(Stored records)
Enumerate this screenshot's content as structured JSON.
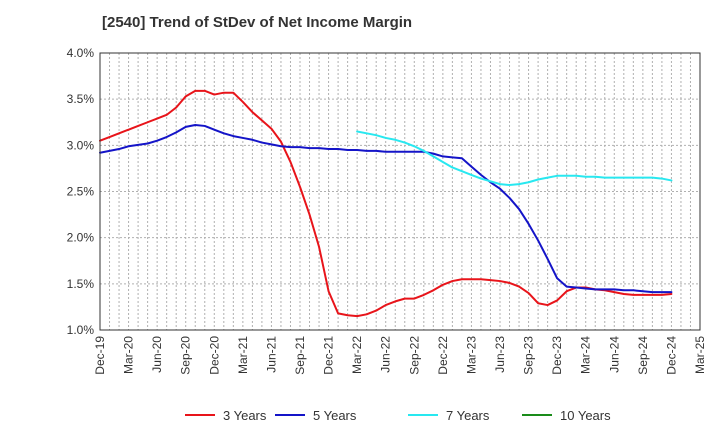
{
  "chart_data": {
    "type": "line",
    "title": "[2540]  Trend of StDev of Net Income Margin",
    "xlabel": "",
    "ylabel": "",
    "x_ticks": [
      "Dec-19",
      "Mar-20",
      "Jun-20",
      "Sep-20",
      "Dec-20",
      "Mar-21",
      "Jun-21",
      "Sep-21",
      "Dec-21",
      "Mar-22",
      "Jun-22",
      "Sep-22",
      "Dec-22",
      "Mar-23",
      "Jun-23",
      "Sep-23",
      "Dec-23",
      "Mar-24",
      "Jun-24",
      "Sep-24",
      "Dec-24",
      "Mar-25"
    ],
    "y_ticks": [
      "4.0%",
      "3.5%",
      "3.0%",
      "2.5%",
      "2.0%",
      "1.5%",
      "1.0%"
    ],
    "y_tick_values": [
      4.0,
      3.5,
      3.0,
      2.5,
      2.0,
      1.5,
      1.0
    ],
    "ylim": [
      1.0,
      4.0
    ],
    "grid": true,
    "legend_position": "bottom",
    "series": [
      {
        "name": "3 Years",
        "color": "#e8141a",
        "points": [
          [
            "Dec-19",
            3.05
          ],
          [
            "Jan-20",
            3.09
          ],
          [
            "Feb-20",
            3.13
          ],
          [
            "Mar-20",
            3.17
          ],
          [
            "Apr-20",
            3.21
          ],
          [
            "May-20",
            3.25
          ],
          [
            "Jun-20",
            3.29
          ],
          [
            "Jul-20",
            3.33
          ],
          [
            "Aug-20",
            3.41
          ],
          [
            "Sep-20",
            3.53
          ],
          [
            "Oct-20",
            3.59
          ],
          [
            "Nov-20",
            3.59
          ],
          [
            "Dec-20",
            3.55
          ],
          [
            "Jan-21",
            3.57
          ],
          [
            "Feb-21",
            3.57
          ],
          [
            "Mar-21",
            3.47
          ],
          [
            "Apr-21",
            3.36
          ],
          [
            "May-21",
            3.27
          ],
          [
            "Jun-21",
            3.18
          ],
          [
            "Jul-21",
            3.04
          ],
          [
            "Aug-21",
            2.82
          ],
          [
            "Sep-21",
            2.55
          ],
          [
            "Oct-21",
            2.25
          ],
          [
            "Nov-21",
            1.9
          ],
          [
            "Dec-21",
            1.42
          ],
          [
            "Jan-22",
            1.18
          ],
          [
            "Feb-22",
            1.16
          ],
          [
            "Mar-22",
            1.15
          ],
          [
            "Apr-22",
            1.17
          ],
          [
            "May-22",
            1.21
          ],
          [
            "Jun-22",
            1.27
          ],
          [
            "Jul-22",
            1.31
          ],
          [
            "Aug-22",
            1.34
          ],
          [
            "Sep-22",
            1.34
          ],
          [
            "Oct-22",
            1.38
          ],
          [
            "Nov-22",
            1.43
          ],
          [
            "Dec-22",
            1.49
          ],
          [
            "Jan-23",
            1.53
          ],
          [
            "Feb-23",
            1.55
          ],
          [
            "Mar-23",
            1.55
          ],
          [
            "Apr-23",
            1.55
          ],
          [
            "May-23",
            1.54
          ],
          [
            "Jun-23",
            1.53
          ],
          [
            "Jul-23",
            1.51
          ],
          [
            "Aug-23",
            1.47
          ],
          [
            "Sep-23",
            1.4
          ],
          [
            "Oct-23",
            1.29
          ],
          [
            "Nov-23",
            1.27
          ],
          [
            "Dec-23",
            1.32
          ],
          [
            "Jan-24",
            1.42
          ],
          [
            "Feb-24",
            1.46
          ],
          [
            "Mar-24",
            1.46
          ],
          [
            "Apr-24",
            1.44
          ],
          [
            "May-24",
            1.43
          ],
          [
            "Jun-24",
            1.41
          ],
          [
            "Jul-24",
            1.39
          ],
          [
            "Aug-24",
            1.38
          ],
          [
            "Sep-24",
            1.38
          ],
          [
            "Oct-24",
            1.38
          ],
          [
            "Nov-24",
            1.38
          ],
          [
            "Dec-24",
            1.39
          ]
        ]
      },
      {
        "name": "5 Years",
        "color": "#1414c8",
        "points": [
          [
            "Dec-19",
            2.92
          ],
          [
            "Feb-20",
            2.96
          ],
          [
            "Mar-20",
            2.99
          ],
          [
            "May-20",
            3.02
          ],
          [
            "Jun-20",
            3.05
          ],
          [
            "Jul-20",
            3.09
          ],
          [
            "Aug-20",
            3.14
          ],
          [
            "Sep-20",
            3.2
          ],
          [
            "Oct-20",
            3.22
          ],
          [
            "Nov-20",
            3.21
          ],
          [
            "Dec-20",
            3.17
          ],
          [
            "Jan-21",
            3.13
          ],
          [
            "Feb-21",
            3.1
          ],
          [
            "Mar-21",
            3.08
          ],
          [
            "Apr-21",
            3.06
          ],
          [
            "May-21",
            3.03
          ],
          [
            "Jun-21",
            3.01
          ],
          [
            "Jul-21",
            2.99
          ],
          [
            "Aug-21",
            2.98
          ],
          [
            "Sep-21",
            2.98
          ],
          [
            "Oct-21",
            2.97
          ],
          [
            "Nov-21",
            2.97
          ],
          [
            "Dec-21",
            2.96
          ],
          [
            "Jan-22",
            2.96
          ],
          [
            "Feb-22",
            2.95
          ],
          [
            "Mar-22",
            2.95
          ],
          [
            "Apr-22",
            2.94
          ],
          [
            "May-22",
            2.94
          ],
          [
            "Jun-22",
            2.93
          ],
          [
            "Jul-22",
            2.93
          ],
          [
            "Aug-22",
            2.93
          ],
          [
            "Sep-22",
            2.93
          ],
          [
            "Oct-22",
            2.93
          ],
          [
            "Nov-22",
            2.91
          ],
          [
            "Dec-22",
            2.88
          ],
          [
            "Jan-23",
            2.87
          ],
          [
            "Feb-23",
            2.86
          ],
          [
            "Mar-23",
            2.77
          ],
          [
            "Apr-23",
            2.68
          ],
          [
            "May-23",
            2.6
          ],
          [
            "Jun-23",
            2.53
          ],
          [
            "Jul-23",
            2.43
          ],
          [
            "Aug-23",
            2.31
          ],
          [
            "Sep-23",
            2.15
          ],
          [
            "Oct-23",
            1.97
          ],
          [
            "Nov-23",
            1.77
          ],
          [
            "Dec-23",
            1.56
          ],
          [
            "Jan-24",
            1.47
          ],
          [
            "Feb-24",
            1.46
          ],
          [
            "Mar-24",
            1.45
          ],
          [
            "Apr-24",
            1.44
          ],
          [
            "May-24",
            1.44
          ],
          [
            "Jun-24",
            1.44
          ],
          [
            "Jul-24",
            1.43
          ],
          [
            "Aug-24",
            1.43
          ],
          [
            "Sep-24",
            1.42
          ],
          [
            "Oct-24",
            1.41
          ],
          [
            "Nov-24",
            1.41
          ],
          [
            "Dec-24",
            1.41
          ]
        ]
      },
      {
        "name": "7 Years",
        "color": "#28e8f0",
        "points": [
          [
            "Mar-22",
            3.15
          ],
          [
            "Apr-22",
            3.13
          ],
          [
            "May-22",
            3.11
          ],
          [
            "Jun-22",
            3.08
          ],
          [
            "Jul-22",
            3.06
          ],
          [
            "Aug-22",
            3.03
          ],
          [
            "Sep-22",
            2.99
          ],
          [
            "Oct-22",
            2.94
          ],
          [
            "Nov-22",
            2.88
          ],
          [
            "Dec-22",
            2.82
          ],
          [
            "Jan-23",
            2.76
          ],
          [
            "Feb-23",
            2.72
          ],
          [
            "Mar-23",
            2.68
          ],
          [
            "Apr-23",
            2.64
          ],
          [
            "May-23",
            2.61
          ],
          [
            "Jun-23",
            2.58
          ],
          [
            "Jul-23",
            2.57
          ],
          [
            "Aug-23",
            2.58
          ],
          [
            "Sep-23",
            2.6
          ],
          [
            "Oct-23",
            2.63
          ],
          [
            "Nov-23",
            2.65
          ],
          [
            "Dec-23",
            2.67
          ],
          [
            "Jan-24",
            2.67
          ],
          [
            "Feb-24",
            2.67
          ],
          [
            "Mar-24",
            2.66
          ],
          [
            "Apr-24",
            2.66
          ],
          [
            "May-24",
            2.65
          ],
          [
            "Jun-24",
            2.65
          ],
          [
            "Jul-24",
            2.65
          ],
          [
            "Aug-24",
            2.65
          ],
          [
            "Sep-24",
            2.65
          ],
          [
            "Oct-24",
            2.65
          ],
          [
            "Nov-24",
            2.64
          ],
          [
            "Dec-24",
            2.62
          ]
        ]
      },
      {
        "name": "10 Years",
        "color": "#1a8c1a",
        "points": []
      }
    ]
  }
}
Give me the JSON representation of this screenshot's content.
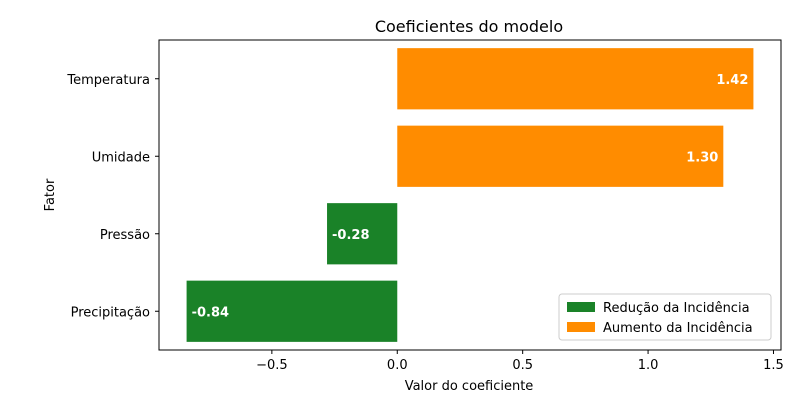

• TASK TO COMPLETE
Search the records for the word "JSON" and copy every line where it occurs.

• WRITTEN ANSWER
Enumerate this screenshot's content as structured JSON.
Give me the JSON representation of this screenshot's content.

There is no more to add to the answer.